--- MATERIAL SHOWN ---

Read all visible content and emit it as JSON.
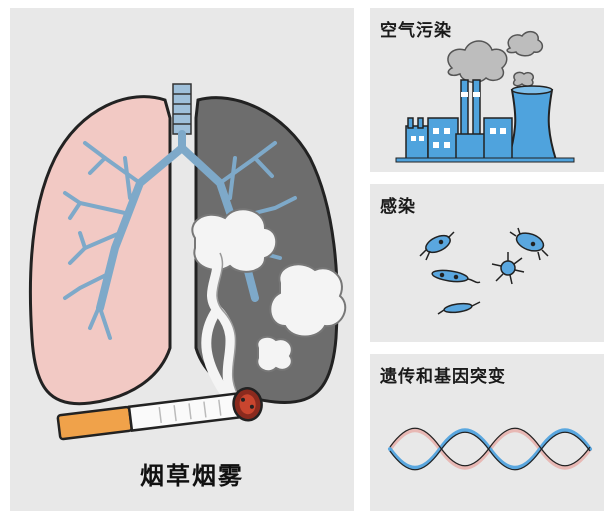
{
  "main": {
    "caption": "烟草烟雾",
    "icons": [
      "lungs-illustration",
      "smoke-cloud",
      "cigarette"
    ],
    "colors": {
      "healthy_lung": "#f2c9c4",
      "smoker_lung": "#6d6d6d",
      "bronchi": "#7ea9c9",
      "panel_bg": "#e8e8e8"
    }
  },
  "panels": [
    {
      "title": "空气污染",
      "icon": "factory-illustration"
    },
    {
      "title": "感染",
      "icon": "bacteria-illustration"
    },
    {
      "title": "遗传和基因突变",
      "icon": "dna-helix-illustration"
    }
  ]
}
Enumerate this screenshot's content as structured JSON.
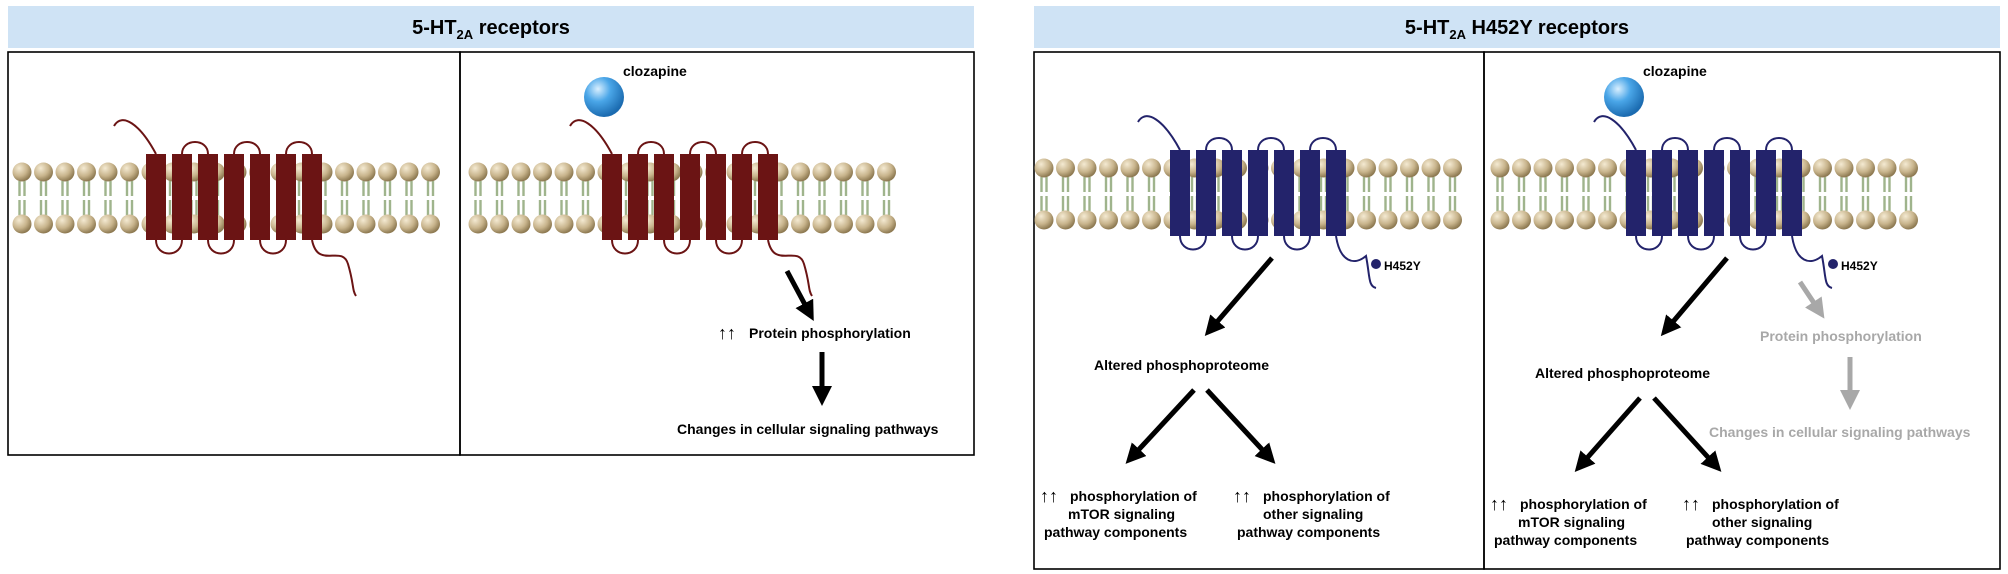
{
  "left_group": {
    "title": {
      "prefix": "5-HT",
      "sub": "2A",
      "suffix": " receptors"
    },
    "panel_1": {},
    "panel_2": {
      "ligand_label": "clozapine",
      "up_arrows": "↑↑",
      "effect_1": "Protein phosphorylation",
      "effect_2": "Changes in cellular signaling pathways"
    }
  },
  "right_group": {
    "title": {
      "prefix": "5-HT",
      "sub": "2A",
      "suffix": " H452Y receptors"
    },
    "panel_3": {
      "mutation_label": "H452Y",
      "result": "Altered phosphoproteome",
      "up_arrows": "↑↑",
      "branch_left": [
        "phosphorylation of",
        "mTOR signaling",
        "pathway components"
      ],
      "branch_right": [
        "phosphorylation of",
        "other signaling",
        "pathway components"
      ]
    },
    "panel_4": {
      "ligand_label": "clozapine",
      "mutation_label": "H452Y",
      "result": "Altered phosphoproteome",
      "faded_effect_1": "Protein phosphorylation",
      "faded_effect_2": "Changes in cellular signaling pathways",
      "up_arrows": "↑↑",
      "branch_left": [
        "phosphorylation of",
        "mTOR signaling",
        "pathway components"
      ],
      "branch_right": [
        "phosphorylation of",
        "other signaling",
        "pathway components"
      ]
    }
  },
  "colors": {
    "header_bg": "#cfe3f5",
    "wildtype_receptor": "#6b1414",
    "mutant_receptor": "#23236b",
    "lipid_head": "#c8b48c",
    "lipid_tail": "#9fb48c",
    "faded": "#a8a8a8",
    "ligand": "#4aa6e8"
  }
}
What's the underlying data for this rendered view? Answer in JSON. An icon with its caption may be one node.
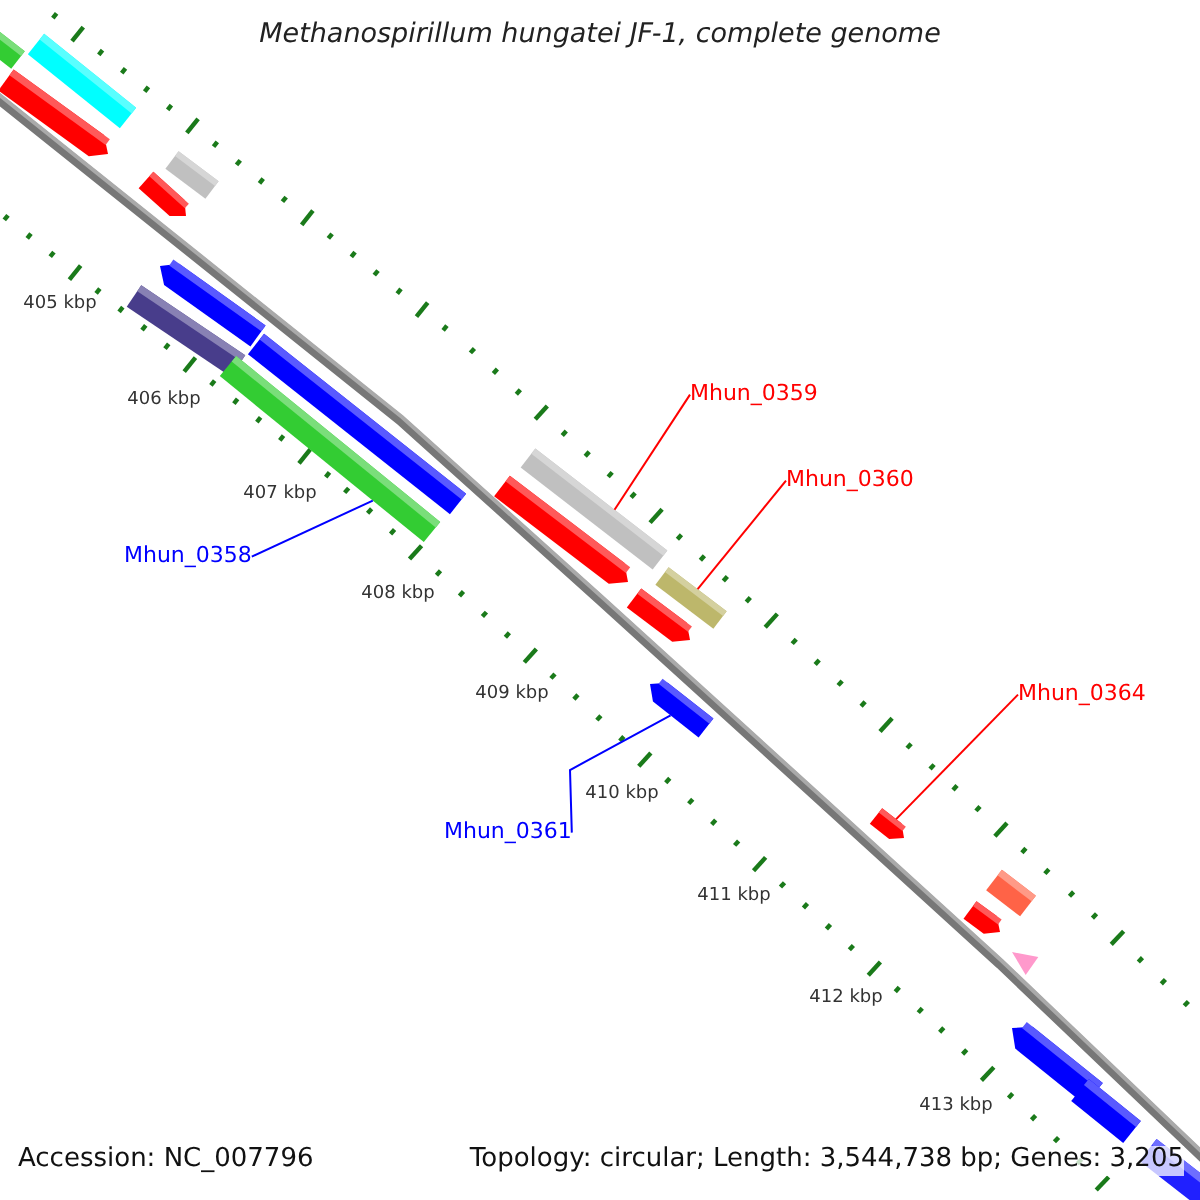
{
  "diagram": {
    "title": "Methanospirillum hungatei JF-1, complete genome",
    "nodes": [
      {
        "text": [
          "Mhun_0358"
        ]
      },
      {
        "text": [
          "Mhun_0359"
        ]
      },
      {
        "text": [
          "Mhun_0360"
        ]
      },
      {
        "text": [
          "Mhun_0361"
        ]
      },
      {
        "text": [
          "Mhun_0364"
        ]
      },
      {
        "text": [],
        "shape": "bar"
      },
      {
        "text": [],
        "shape": "arrow"
      },
      {
        "text": [],
        "shape": "bar"
      },
      {
        "text": [],
        "shape": "bar"
      },
      {
        "text": [],
        "shape": "arrow"
      },
      {
        "text": [],
        "shape": "arrow"
      },
      {
        "text": [],
        "shape": "bar"
      },
      {
        "text": [],
        "shape": "bar"
      },
      {
        "text": [],
        "shape": "bar"
      },
      {
        "text": [],
        "shape": "arrow"
      },
      {
        "text": [],
        "shape": "bar"
      },
      {
        "text": [],
        "shape": "arrow"
      },
      {
        "text": [],
        "shape": "arrow"
      },
      {
        "text": [],
        "shape": "bar"
      },
      {
        "text": [],
        "shape": "arrow"
      },
      {
        "text": [],
        "shape": "arrow"
      },
      {
        "text": [],
        "shape": "bar"
      },
      {
        "text": [],
        "shape": "triangle"
      },
      {
        "text": [],
        "shape": "arrow"
      },
      {
        "text": [],
        "shape": "bar"
      },
      {
        "text": [],
        "shape": "bar"
      }
    ],
    "edges": [
      {
        "from": 0,
        "to": 12,
        "arrow": "none",
        "color": "#0000ff"
      },
      {
        "from": 1,
        "to": 15,
        "arrow": "none"
      },
      {
        "from": 2,
        "to": 18,
        "arrow": "none"
      },
      {
        "from": 3,
        "to": 17,
        "arrow": "none",
        "color": "#0000ff"
      },
      {
        "from": 4,
        "to": 19,
        "arrow": "none"
      }
    ],
    "labels": [
      "405 kbp",
      "406 kbp",
      "407 kbp",
      "408 kbp",
      "409 kbp",
      "410 kbp",
      "411 kbp",
      "412 kbp",
      "413 kbp",
      "Accession: NC_007796",
      "Topology: circular; Length: 3,544,738 bp; Genes: 3,205"
    ]
  }
}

---

[TASK ITEM]
Your copy of the data should match it exactly, apart from the images, which are omitted.

[ANSWER SECTION]
Read all visible content and emit it as JSON.
{
  "main": {
    "caption": "烟草烟雾",
    "icons": [
      "lungs-illustration",
      "smoke-cloud",
      "cigarette"
    ],
    "colors": {
      "healthy_lung": "#f2c9c4",
      "smoker_lung": "#6d6d6d",
      "bronchi": "#7ea9c9",
      "panel_bg": "#e8e8e8"
    }
  },
  "panels": [
    {
      "title": "空气污染",
      "icon": "factory-illustration"
    },
    {
      "title": "感染",
      "icon": "bacteria-illustration"
    },
    {
      "title": "遗传和基因突变",
      "icon": "dna-helix-illustration"
    }
  ]
}
Enumerate this screenshot's content as structured JSON.
{
  "left_group": {
    "title": {
      "prefix": "5-HT",
      "sub": "2A",
      "suffix": " receptors"
    },
    "panel_1": {},
    "panel_2": {
      "ligand_label": "clozapine",
      "up_arrows": "↑↑",
      "effect_1": "Protein phosphorylation",
      "effect_2": "Changes in cellular signaling pathways"
    }
  },
  "right_group": {
    "title": {
      "prefix": "5-HT",
      "sub": "2A",
      "suffix": " H452Y receptors"
    },
    "panel_3": {
      "mutation_label": "H452Y",
      "result": "Altered phosphoproteome",
      "up_arrows": "↑↑",
      "branch_left": [
        "phosphorylation of",
        "mTOR signaling",
        "pathway components"
      ],
      "branch_right": [
        "phosphorylation of",
        "other signaling",
        "pathway components"
      ]
    },
    "panel_4": {
      "ligand_label": "clozapine",
      "mutation_label": "H452Y",
      "result": "Altered phosphoproteome",
      "faded_effect_1": "Protein phosphorylation",
      "faded_effect_2": "Changes in cellular signaling pathways",
      "up_arrows": "↑↑",
      "branch_left": [
        "phosphorylation of",
        "mTOR signaling",
        "pathway components"
      ],
      "branch_right": [
        "phosphorylation of",
        "other signaling",
        "pathway components"
      ]
    }
  },
  "colors": {
    "header_bg": "#cfe3f5",
    "wildtype_receptor": "#6b1414",
    "mutant_receptor": "#23236b",
    "lipid_head": "#c8b48c",
    "lipid_tail": "#9fb48c",
    "faded": "#a8a8a8",
    "ligand": "#4aa6e8"
  }
}
What's the underlying data for this rendered view? Answer in JSON. An icon with its caption may be one node.
{
  "diagram": {
    "title": "Methanospirillum hungatei JF-1, complete genome",
    "nodes": [
      {
        "text": [
          "Mhun_0358"
        ]
      },
      {
        "text": [
          "Mhun_0359"
        ]
      },
      {
        "text": [
          "Mhun_0360"
        ]
      },
      {
        "text": [
          "Mhun_0361"
        ]
      },
      {
        "text": [
          "Mhun_0364"
        ]
      },
      {
        "text": [],
        "shape": "bar"
      },
      {
        "text": [],
        "shape": "arrow"
      },
      {
        "text": [],
        "shape": "bar"
      },
      {
        "text": [],
        "shape": "bar"
      },
      {
        "text": [],
        "shape": "arrow"
      },
      {
        "text": [],
        "shape": "arrow"
      },
      {
        "text": [],
        "shape": "bar"
      },
      {
        "text": [],
        "shape": "bar"
      },
      {
        "text": [],
        "shape": "bar"
      },
      {
        "text": [],
        "shape": "arrow"
      },
      {
        "text": [],
        "shape": "bar"
      },
      {
        "text": [],
        "shape": "arrow"
      },
      {
        "text": [],
        "shape": "arrow"
      },
      {
        "text": [],
        "shape": "bar"
      },
      {
        "text": [],
        "shape": "arrow"
      },
      {
        "text": [],
        "shape": "arrow"
      },
      {
        "text": [],
        "shape": "bar"
      },
      {
        "text": [],
        "shape": "triangle"
      },
      {
        "text": [],
        "shape": "arrow"
      },
      {
        "text": [],
        "shape": "bar"
      },
      {
        "text": [],
        "shape": "bar"
      }
    ],
    "edges": [
      {
        "from": 0,
        "to": 12,
        "arrow": "none",
        "color": "#0000ff"
      },
      {
        "from": 1,
        "to": 15,
        "arrow": "none"
      },
      {
        "from": 2,
        "to": 18,
        "arrow": "none"
      },
      {
        "from": 3,
        "to": 17,
        "arrow": "none",
        "color": "#0000ff"
      },
      {
        "from": 4,
        "to": 19,
        "arrow": "none"
      }
    ],
    "labels": [
      "405 kbp",
      "406 kbp",
      "407 kbp",
      "408 kbp",
      "409 kbp",
      "410 kbp",
      "411 kbp",
      "412 kbp",
      "413 kbp",
      "Accession: NC_007796",
      "Topology: circular; Length: 3,544,738 bp; Genes: 3,205"
    ]
  }
}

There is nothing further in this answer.